• **What you will do**
Skip the images. Copy the records exactly as written.

Stored records
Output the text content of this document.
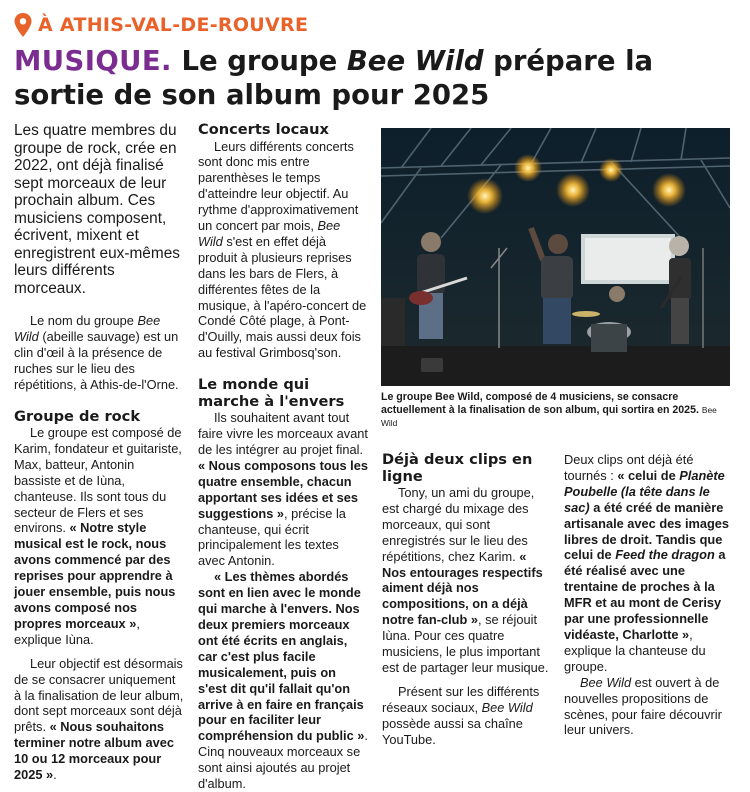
À ATHIS-VAL-DE-ROUVRE
MUSIQUE. Le groupe Bee Wild prépare la sortie de son album pour 2025

Les quatre membres du groupe de rock, crée en 2022, ont déjà finalisé sept morceaux de leur prochain album. Ces musiciens composent, écrivent, mixent et enregistrent eux-mêmes leurs différents morceaux.

Le nom du groupe Bee Wild (abeille sauvage) est un clin d'œil à la présence de ruches sur le lieu des répétitions, à Athis-de-l'Orne.

Groupe de rock

Le groupe est composé de Karim, fondateur et guitariste, Max, batteur, Antonin bassiste et de Iùna, chanteuse. Ils sont tous du secteur de Flers et ses environs. « Notre style musical est le rock, nous avons commencé par des reprises pour apprendre à jouer ensemble, puis nous avons composé nos propres morceaux », explique Iùna.

Leur objectif est désormais de se consacrer uniquement à la finalisation de leur album, dont sept morceaux sont déjà prêts. « Nous souhaitons terminer notre album avec 10 ou 12 morceaux pour 2025 ».

Concerts locaux

Leurs différents concerts sont donc mis entre parenthèses le temps d'atteindre leur objectif. Au rythme d'approximativement un concert par mois, Bee Wild s'est en effet déjà produit à plusieurs reprises dans les bars de Flers, à différentes fêtes de la musique, à l'apéro-concert de Condé Côté plage, à Pont-d'Ouilly, mais aussi deux fois au festival Grimbosq'son.

Le monde qui marche à l'envers

Ils souhaitent avant tout faire vivre les morceaux avant de les intégrer au projet final. « Nous composons tous les quatre ensemble, chacun apportant ses idées et ses suggestions », précise la chanteuse, qui écrit principalement les textes avec Antonin.

« Les thèmes abordés sont en lien avec le monde qui marche à l'envers. Nos deux premiers morceaux ont été écrits en anglais, car c'est plus facile musicalement, puis on s'est dit qu'il fallait qu'on arrive à en faire en français pour en faciliter leur compréhension du public ». Cinq nouveaux morceaux se sont ainsi ajoutés au projet d'album.

Le groupe Bee Wild, composé de 4 musiciens, se consacre actuellement à la finalisation de son album, qui sortira en 2025. Bee Wild

Déjà deux clips en ligne

Tony, un ami du groupe, est chargé du mixage des morceaux, qui sont enregistrés sur le lieu des répétitions, chez Karim. « Nos entourages respectifs aiment déjà nos compositions, on a déjà notre fan-club », se réjouit Iùna. Pour ces quatre musiciens, le plus important est de partager leur musique.

Présent sur les différents réseaux sociaux, Bee Wild possède aussi sa chaîne YouTube.

Deux clips ont déjà été tournés : « celui de Planète Poubelle (la tête dans le sac) a été créé de manière artisanale avec des images libres de droit. Tandis que celui de Feed the dragon a été réalisé avec une trentaine de proches à la MFR et au mont de Cerisy par une professionnelle vidéaste, Charlotte », explique la chanteuse du groupe.

Bee Wild est ouvert à de nouvelles propositions de scènes, pour faire découvrir leur univers.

• **Solution**
Output the text content of this document.
À ATHIS-VAL-DE-ROUVRE
MUSIQUE. Le groupe Bee Wild prépare la sortie de son album pour 2025

Les quatre membres du groupe de rock, crée en 2022, ont déjà finalisé sept morceaux de leur prochain album. Ces musiciens composent, écrivent, mixent et enregistrent eux-mêmes leurs différents morceaux.

Le nom du groupe Bee Wild (abeille sauvage) est un clin d'œil à la présence de ruches sur le lieu des répétitions, à Athis-de-l'Orne.

Groupe de rock

Le groupe est composé de Karim, fondateur et guitariste, Max, batteur, Antonin bassiste et de Iùna, chanteuse. Ils sont tous du secteur de Flers et ses environs. « Notre style musical est le rock, nous avons commencé par des reprises pour apprendre à jouer ensemble, puis nous avons composé nos propres morceaux », explique Iùna.

Leur objectif est désormais de se consacrer uniquement à la finalisation de leur album, dont sept morceaux sont déjà prêts. « Nous souhaitons terminer notre album avec 10 ou 12 morceaux pour 2025 ».

Concerts locaux

Leurs différents concerts sont donc mis entre parenthèses le temps d'atteindre leur objectif. Au rythme d'approximativement un concert par mois, Bee Wild s'est en effet déjà produit à plusieurs reprises dans les bars de Flers, à différentes fêtes de la musique, à l'apéro-concert de Condé Côté plage, à Pont-d'Ouilly, mais aussi deux fois au festival Grimbosq'son.

Le monde qui marche à l'envers

Ils souhaitent avant tout faire vivre les morceaux avant de les intégrer au projet final. « Nous composons tous les quatre ensemble, chacun apportant ses idées et ses suggestions », précise la chanteuse, qui écrit principalement les textes avec Antonin.

« Les thèmes abordés sont en lien avec le monde qui marche à l'envers. Nos deux premiers morceaux ont été écrits en anglais, car c'est plus facile musicalement, puis on s'est dit qu'il fallait qu'on arrive à en faire en français pour en faciliter leur compréhension du public ». Cinq nouveaux morceaux se sont ainsi ajoutés au projet d'album.

Le groupe Bee Wild, composé de 4 musiciens, se consacre actuellement à la finalisation de son album, qui sortira en 2025. Bee Wild

Déjà deux clips en ligne

Tony, un ami du groupe, est chargé du mixage des morceaux, qui sont enregistrés sur le lieu des répétitions, chez Karim. « Nos entourages respectifs aiment déjà nos compositions, on a déjà notre fan-club », se réjouit Iùna. Pour ces quatre musiciens, le plus important est de partager leur musique.

Présent sur les différents réseaux sociaux, Bee Wild possède aussi sa chaîne YouTube.

Deux clips ont déjà été tournés : « celui de Planète Poubelle (la tête dans le sac) a été créé de manière artisanale avec des images libres de droit. Tandis que celui de Feed the dragon a été réalisé avec une trentaine de proches à la MFR et au mont de Cerisy par une professionnelle vidéaste, Charlotte », explique la chanteuse du groupe.

Bee Wild est ouvert à de nouvelles propositions de scènes, pour faire découvrir leur univers.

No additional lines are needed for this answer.